(Collected data)
========
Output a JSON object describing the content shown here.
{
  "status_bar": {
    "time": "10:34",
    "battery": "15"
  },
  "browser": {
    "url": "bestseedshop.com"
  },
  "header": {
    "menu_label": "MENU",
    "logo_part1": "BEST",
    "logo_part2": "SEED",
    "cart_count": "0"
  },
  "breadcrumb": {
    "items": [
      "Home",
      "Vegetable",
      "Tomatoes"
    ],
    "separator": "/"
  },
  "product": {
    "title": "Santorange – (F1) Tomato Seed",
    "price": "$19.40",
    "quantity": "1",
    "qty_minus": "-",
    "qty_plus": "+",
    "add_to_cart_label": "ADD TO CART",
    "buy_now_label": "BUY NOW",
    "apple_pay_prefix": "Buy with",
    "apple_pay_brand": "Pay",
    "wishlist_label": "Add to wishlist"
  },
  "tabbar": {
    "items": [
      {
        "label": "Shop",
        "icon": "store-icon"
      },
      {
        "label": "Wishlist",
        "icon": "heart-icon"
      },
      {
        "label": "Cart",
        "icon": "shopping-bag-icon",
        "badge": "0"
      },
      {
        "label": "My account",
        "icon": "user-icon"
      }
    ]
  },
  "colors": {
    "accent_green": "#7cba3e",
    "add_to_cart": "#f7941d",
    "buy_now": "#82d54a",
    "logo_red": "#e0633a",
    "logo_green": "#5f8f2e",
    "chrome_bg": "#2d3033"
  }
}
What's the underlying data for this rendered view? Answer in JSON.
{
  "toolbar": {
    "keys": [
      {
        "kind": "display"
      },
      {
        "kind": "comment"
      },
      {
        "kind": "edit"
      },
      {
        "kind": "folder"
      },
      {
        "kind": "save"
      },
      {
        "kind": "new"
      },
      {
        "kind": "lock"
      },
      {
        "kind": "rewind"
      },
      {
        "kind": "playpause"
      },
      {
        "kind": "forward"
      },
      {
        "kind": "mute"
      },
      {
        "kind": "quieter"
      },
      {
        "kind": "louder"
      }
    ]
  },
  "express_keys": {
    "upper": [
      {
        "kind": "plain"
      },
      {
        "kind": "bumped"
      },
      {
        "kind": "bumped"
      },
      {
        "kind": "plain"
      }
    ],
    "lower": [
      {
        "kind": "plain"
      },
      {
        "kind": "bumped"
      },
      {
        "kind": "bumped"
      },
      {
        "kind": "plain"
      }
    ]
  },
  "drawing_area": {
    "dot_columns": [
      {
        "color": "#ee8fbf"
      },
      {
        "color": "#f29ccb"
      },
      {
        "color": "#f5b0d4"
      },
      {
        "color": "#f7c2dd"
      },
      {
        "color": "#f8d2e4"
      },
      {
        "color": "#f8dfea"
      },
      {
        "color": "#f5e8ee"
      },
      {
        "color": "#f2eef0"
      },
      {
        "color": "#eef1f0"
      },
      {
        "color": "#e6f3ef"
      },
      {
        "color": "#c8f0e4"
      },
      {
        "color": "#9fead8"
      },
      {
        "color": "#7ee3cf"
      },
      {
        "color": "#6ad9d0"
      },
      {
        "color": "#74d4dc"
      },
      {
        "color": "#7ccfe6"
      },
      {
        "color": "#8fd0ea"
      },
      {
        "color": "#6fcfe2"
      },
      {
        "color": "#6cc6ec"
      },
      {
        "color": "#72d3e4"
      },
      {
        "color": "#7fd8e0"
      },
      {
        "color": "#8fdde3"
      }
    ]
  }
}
========
The exercise: Output all of the material exactly as written.

Problem solution:
Output a JSON object describing the content shown here.
{
  "status_bar": {
    "time": "10:34",
    "battery": "15"
  },
  "browser": {
    "url": "bestseedshop.com"
  },
  "header": {
    "menu_label": "MENU",
    "logo_part1": "BEST",
    "logo_part2": "SEED",
    "cart_count": "0"
  },
  "breadcrumb": {
    "items": [
      "Home",
      "Vegetable",
      "Tomatoes"
    ],
    "separator": "/"
  },
  "product": {
    "title": "Santorange – (F1) Tomato Seed",
    "price": "$19.40",
    "quantity": "1",
    "qty_minus": "-",
    "qty_plus": "+",
    "add_to_cart_label": "ADD TO CART",
    "buy_now_label": "BUY NOW",
    "apple_pay_prefix": "Buy with",
    "apple_pay_brand": "Pay",
    "wishlist_label": "Add to wishlist"
  },
  "tabbar": {
    "items": [
      {
        "label": "Shop",
        "icon": "store-icon"
      },
      {
        "label": "Wishlist",
        "icon": "heart-icon"
      },
      {
        "label": "Cart",
        "icon": "shopping-bag-icon",
        "badge": "0"
      },
      {
        "label": "My account",
        "icon": "user-icon"
      }
    ]
  },
  "colors": {
    "accent_green": "#7cba3e",
    "add_to_cart": "#f7941d",
    "buy_now": "#82d54a",
    "logo_red": "#e0633a",
    "logo_green": "#5f8f2e",
    "chrome_bg": "#2d3033"
  }
}
What's the underlying data for this rendered view? Answer in JSON.
{
  "toolbar": {
    "keys": [
      {
        "kind": "display"
      },
      {
        "kind": "comment"
      },
      {
        "kind": "edit"
      },
      {
        "kind": "folder"
      },
      {
        "kind": "save"
      },
      {
        "kind": "new"
      },
      {
        "kind": "lock"
      },
      {
        "kind": "rewind"
      },
      {
        "kind": "playpause"
      },
      {
        "kind": "forward"
      },
      {
        "kind": "mute"
      },
      {
        "kind": "quieter"
      },
      {
        "kind": "louder"
      }
    ]
  },
  "express_keys": {
    "upper": [
      {
        "kind": "plain"
      },
      {
        "kind": "bumped"
      },
      {
        "kind": "bumped"
      },
      {
        "kind": "plain"
      }
    ],
    "lower": [
      {
        "kind": "plain"
      },
      {
        "kind": "bumped"
      },
      {
        "kind": "bumped"
      },
      {
        "kind": "plain"
      }
    ]
  },
  "drawing_area": {
    "dot_columns": [
      {
        "color": "#ee8fbf"
      },
      {
        "color": "#f29ccb"
      },
      {
        "color": "#f5b0d4"
      },
      {
        "color": "#f7c2dd"
      },
      {
        "color": "#f8d2e4"
      },
      {
        "color": "#f8dfea"
      },
      {
        "color": "#f5e8ee"
      },
      {
        "color": "#f2eef0"
      },
      {
        "color": "#eef1f0"
      },
      {
        "color": "#e6f3ef"
      },
      {
        "color": "#c8f0e4"
      },
      {
        "color": "#9fead8"
      },
      {
        "color": "#7ee3cf"
      },
      {
        "color": "#6ad9d0"
      },
      {
        "color": "#74d4dc"
      },
      {
        "color": "#7ccfe6"
      },
      {
        "color": "#8fd0ea"
      },
      {
        "color": "#6fcfe2"
      },
      {
        "color": "#6cc6ec"
      },
      {
        "color": "#72d3e4"
      },
      {
        "color": "#7fd8e0"
      },
      {
        "color": "#8fdde3"
      }
    ]
  }
}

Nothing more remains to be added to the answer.